Goal:
Output, with no changes, the span of lines that opens with the line containing "Read out every word on this page." and closes with the last line.

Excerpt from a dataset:

------------------------------------------------------------

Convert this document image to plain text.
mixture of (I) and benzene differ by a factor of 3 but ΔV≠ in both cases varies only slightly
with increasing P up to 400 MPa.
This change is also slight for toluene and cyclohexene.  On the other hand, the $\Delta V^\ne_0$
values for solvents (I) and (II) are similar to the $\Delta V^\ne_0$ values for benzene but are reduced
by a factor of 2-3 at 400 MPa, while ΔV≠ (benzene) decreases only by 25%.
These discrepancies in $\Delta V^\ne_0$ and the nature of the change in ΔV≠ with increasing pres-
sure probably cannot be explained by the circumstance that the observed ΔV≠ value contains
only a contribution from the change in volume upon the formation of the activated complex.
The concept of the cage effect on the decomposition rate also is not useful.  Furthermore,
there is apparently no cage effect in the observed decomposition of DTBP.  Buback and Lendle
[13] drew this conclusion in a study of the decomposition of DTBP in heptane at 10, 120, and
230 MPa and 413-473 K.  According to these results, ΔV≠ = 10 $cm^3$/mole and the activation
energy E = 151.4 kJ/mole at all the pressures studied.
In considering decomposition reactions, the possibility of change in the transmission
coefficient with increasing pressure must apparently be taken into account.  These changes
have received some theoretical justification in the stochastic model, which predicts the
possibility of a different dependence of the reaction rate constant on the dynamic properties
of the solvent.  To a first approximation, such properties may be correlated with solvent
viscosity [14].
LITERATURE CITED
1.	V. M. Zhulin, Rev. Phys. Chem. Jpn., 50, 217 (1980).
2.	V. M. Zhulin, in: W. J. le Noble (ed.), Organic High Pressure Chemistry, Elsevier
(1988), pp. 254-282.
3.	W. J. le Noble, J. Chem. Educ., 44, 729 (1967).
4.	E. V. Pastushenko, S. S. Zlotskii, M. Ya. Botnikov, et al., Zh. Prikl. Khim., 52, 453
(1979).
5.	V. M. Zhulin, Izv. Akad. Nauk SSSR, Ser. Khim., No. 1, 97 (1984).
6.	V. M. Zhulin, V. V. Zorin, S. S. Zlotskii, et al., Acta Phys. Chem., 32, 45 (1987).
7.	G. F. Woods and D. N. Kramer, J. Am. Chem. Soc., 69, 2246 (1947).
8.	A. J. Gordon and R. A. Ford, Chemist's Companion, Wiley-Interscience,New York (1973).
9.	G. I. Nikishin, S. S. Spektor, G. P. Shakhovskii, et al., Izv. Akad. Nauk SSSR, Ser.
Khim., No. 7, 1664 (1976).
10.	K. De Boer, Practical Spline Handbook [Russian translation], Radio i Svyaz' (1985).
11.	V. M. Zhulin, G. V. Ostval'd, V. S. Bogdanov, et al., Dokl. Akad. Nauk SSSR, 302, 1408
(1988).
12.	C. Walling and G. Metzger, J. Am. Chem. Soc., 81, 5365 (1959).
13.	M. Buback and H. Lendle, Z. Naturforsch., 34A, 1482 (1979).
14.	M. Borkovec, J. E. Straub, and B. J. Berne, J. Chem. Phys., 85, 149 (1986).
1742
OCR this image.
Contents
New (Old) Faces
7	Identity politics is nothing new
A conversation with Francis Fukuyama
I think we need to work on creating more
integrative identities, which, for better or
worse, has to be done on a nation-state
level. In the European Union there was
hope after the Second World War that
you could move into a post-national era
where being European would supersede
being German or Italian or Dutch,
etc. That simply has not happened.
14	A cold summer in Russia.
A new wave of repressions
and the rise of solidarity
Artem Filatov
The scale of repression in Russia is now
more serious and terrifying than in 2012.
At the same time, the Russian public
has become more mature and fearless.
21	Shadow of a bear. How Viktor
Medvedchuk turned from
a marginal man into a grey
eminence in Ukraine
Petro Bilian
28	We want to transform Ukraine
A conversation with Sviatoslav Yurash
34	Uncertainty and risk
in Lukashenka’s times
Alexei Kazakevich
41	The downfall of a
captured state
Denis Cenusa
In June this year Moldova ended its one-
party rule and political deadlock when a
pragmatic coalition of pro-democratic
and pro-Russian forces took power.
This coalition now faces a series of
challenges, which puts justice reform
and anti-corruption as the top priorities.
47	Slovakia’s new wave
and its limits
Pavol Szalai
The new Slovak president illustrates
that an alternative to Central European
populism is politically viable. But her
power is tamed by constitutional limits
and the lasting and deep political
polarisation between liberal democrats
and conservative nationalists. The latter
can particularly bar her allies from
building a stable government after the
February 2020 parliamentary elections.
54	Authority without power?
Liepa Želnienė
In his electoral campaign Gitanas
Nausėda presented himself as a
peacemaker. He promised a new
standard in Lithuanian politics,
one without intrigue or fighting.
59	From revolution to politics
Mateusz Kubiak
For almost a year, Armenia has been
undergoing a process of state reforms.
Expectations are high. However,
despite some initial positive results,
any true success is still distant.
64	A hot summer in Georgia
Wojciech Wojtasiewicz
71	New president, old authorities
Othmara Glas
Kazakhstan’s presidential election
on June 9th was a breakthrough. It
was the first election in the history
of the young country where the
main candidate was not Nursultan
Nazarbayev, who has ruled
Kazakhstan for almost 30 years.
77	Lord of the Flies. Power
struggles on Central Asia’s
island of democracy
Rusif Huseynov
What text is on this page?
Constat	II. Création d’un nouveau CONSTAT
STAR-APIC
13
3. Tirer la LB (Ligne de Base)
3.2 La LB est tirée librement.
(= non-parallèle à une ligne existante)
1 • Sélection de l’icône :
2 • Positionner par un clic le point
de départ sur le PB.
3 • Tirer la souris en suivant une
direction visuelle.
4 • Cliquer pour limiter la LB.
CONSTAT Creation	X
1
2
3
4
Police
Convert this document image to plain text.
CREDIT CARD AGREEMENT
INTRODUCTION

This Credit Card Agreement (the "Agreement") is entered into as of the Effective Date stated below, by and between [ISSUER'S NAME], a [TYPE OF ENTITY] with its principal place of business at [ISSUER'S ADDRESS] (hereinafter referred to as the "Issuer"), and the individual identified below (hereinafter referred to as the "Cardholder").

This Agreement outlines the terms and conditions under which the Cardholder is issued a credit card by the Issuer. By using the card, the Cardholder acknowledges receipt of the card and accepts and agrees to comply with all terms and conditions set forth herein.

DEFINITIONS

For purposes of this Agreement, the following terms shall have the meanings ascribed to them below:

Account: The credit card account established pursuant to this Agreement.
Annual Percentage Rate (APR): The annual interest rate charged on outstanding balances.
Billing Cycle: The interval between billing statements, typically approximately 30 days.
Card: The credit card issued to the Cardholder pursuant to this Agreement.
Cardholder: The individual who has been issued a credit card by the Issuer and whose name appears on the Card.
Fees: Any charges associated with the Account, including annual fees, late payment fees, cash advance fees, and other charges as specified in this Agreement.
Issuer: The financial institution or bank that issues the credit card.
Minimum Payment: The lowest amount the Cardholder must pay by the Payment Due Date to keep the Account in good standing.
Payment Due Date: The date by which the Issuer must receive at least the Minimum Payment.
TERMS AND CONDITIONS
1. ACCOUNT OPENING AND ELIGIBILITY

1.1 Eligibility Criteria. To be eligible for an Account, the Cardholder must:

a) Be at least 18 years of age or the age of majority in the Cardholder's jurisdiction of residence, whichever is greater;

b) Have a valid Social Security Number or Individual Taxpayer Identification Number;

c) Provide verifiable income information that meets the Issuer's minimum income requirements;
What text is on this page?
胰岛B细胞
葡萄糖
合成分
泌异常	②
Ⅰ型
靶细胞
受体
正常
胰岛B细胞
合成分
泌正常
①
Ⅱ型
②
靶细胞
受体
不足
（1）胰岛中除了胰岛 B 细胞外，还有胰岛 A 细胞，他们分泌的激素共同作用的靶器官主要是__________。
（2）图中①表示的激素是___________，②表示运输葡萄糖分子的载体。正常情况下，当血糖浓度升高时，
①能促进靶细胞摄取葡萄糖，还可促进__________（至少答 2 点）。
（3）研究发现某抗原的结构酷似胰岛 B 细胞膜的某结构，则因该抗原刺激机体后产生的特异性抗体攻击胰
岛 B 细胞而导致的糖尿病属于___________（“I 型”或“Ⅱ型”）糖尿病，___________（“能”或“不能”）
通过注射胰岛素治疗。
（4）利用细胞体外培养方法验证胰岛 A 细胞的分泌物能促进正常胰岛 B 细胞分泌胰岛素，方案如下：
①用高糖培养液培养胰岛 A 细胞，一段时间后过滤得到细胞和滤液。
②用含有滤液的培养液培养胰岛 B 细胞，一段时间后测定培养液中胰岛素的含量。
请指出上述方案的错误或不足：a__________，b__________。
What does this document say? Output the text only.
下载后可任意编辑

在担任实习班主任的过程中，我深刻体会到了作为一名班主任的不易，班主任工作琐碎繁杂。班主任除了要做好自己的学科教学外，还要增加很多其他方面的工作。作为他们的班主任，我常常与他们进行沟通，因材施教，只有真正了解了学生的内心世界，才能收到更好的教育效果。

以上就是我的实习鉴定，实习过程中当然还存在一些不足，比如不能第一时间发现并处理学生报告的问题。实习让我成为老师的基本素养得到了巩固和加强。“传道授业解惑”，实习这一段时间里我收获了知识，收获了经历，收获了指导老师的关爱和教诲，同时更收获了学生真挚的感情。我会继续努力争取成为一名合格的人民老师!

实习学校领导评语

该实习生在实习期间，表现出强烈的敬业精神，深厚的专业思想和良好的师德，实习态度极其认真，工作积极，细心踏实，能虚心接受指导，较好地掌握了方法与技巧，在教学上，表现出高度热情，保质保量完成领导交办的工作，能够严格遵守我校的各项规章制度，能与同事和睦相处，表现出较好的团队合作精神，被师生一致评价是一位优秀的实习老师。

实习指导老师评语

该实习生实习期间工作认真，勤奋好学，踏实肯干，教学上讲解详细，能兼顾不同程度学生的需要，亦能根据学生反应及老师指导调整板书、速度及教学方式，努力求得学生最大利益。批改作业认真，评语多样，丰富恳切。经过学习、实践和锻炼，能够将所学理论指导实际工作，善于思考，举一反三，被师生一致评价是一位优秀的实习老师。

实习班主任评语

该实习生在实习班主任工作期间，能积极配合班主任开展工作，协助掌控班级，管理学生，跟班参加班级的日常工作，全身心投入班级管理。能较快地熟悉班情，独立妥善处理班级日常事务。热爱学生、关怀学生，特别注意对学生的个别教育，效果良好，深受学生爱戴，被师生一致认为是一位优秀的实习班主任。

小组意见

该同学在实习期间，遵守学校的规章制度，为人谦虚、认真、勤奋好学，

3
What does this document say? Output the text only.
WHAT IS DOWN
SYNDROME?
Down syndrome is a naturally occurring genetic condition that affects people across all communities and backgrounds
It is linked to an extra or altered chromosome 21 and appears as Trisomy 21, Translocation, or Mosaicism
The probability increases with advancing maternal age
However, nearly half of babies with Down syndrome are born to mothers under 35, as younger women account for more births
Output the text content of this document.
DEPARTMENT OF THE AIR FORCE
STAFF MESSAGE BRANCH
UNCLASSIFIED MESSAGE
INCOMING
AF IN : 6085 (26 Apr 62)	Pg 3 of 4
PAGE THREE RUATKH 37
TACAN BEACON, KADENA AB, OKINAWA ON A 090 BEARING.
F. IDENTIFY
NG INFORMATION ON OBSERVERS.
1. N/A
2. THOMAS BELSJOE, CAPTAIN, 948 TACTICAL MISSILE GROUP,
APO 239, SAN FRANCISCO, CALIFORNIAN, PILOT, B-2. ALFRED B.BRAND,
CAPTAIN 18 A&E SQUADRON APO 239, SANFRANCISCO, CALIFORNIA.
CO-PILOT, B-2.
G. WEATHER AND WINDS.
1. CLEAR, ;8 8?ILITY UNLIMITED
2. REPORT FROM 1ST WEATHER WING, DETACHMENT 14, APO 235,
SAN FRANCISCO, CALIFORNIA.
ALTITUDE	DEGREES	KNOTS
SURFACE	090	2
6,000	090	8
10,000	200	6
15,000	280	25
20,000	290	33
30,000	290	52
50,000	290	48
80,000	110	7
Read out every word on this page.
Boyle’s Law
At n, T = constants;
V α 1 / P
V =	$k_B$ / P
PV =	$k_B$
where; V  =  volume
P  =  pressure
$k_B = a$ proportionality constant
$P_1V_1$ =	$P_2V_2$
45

------------------------------------------------------------

Exercise solution:
Read out every word on this page.
Boyle’s Law
At n, T = constants;
V α 1 / P
V =	$k_B$ / P
PV =	$k_B$
where; V  =  volume
P  =  pressure
$k_B = a$ proportionality constant
$P_1V_1$ =	$P_2V_2$
45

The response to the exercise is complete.